**Given request**
How many lines of these entries include the string "Postponed"? State the number alone.

═════ Supplied records

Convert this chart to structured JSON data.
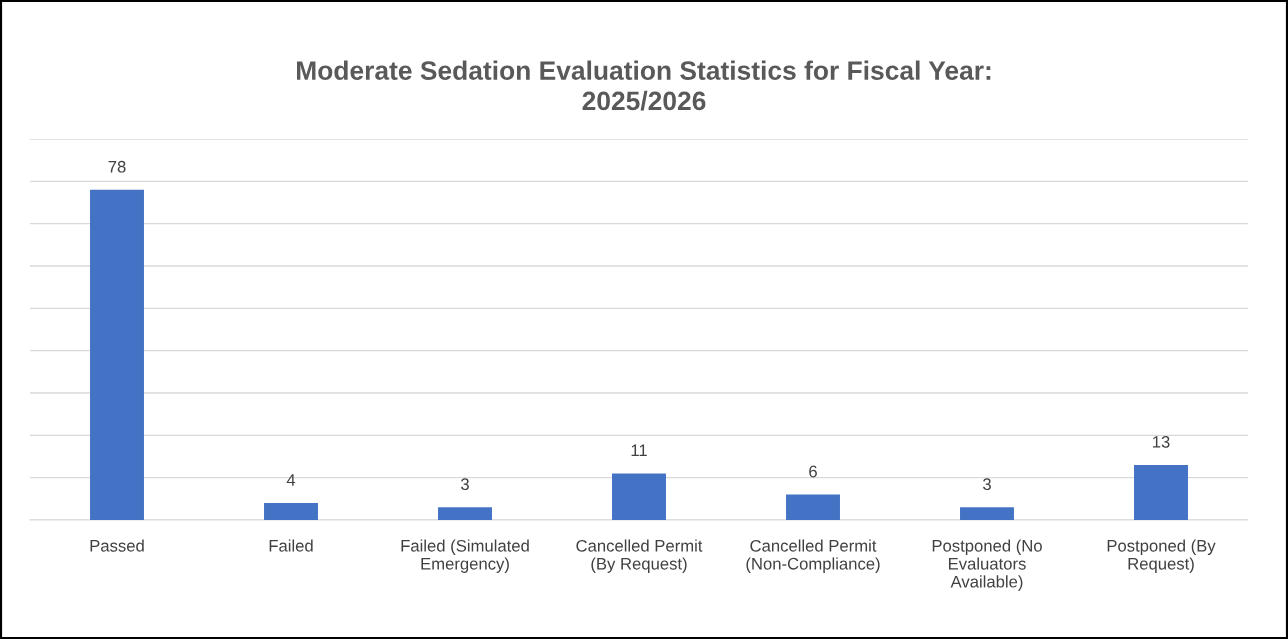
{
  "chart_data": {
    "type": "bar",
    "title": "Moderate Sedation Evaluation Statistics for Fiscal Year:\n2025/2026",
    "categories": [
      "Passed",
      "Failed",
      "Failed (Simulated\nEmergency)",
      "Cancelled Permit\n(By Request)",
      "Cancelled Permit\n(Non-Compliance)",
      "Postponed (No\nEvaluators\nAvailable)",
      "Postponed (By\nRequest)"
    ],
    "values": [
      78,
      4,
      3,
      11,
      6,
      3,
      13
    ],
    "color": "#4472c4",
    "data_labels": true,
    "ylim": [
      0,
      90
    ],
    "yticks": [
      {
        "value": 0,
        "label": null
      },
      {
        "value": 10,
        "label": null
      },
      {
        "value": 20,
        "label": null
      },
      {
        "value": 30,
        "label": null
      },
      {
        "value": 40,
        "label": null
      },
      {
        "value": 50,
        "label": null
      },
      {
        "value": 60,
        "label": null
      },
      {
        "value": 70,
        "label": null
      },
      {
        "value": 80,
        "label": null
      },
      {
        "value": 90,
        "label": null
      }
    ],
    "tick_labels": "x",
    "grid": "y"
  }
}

══════════

**The output**
2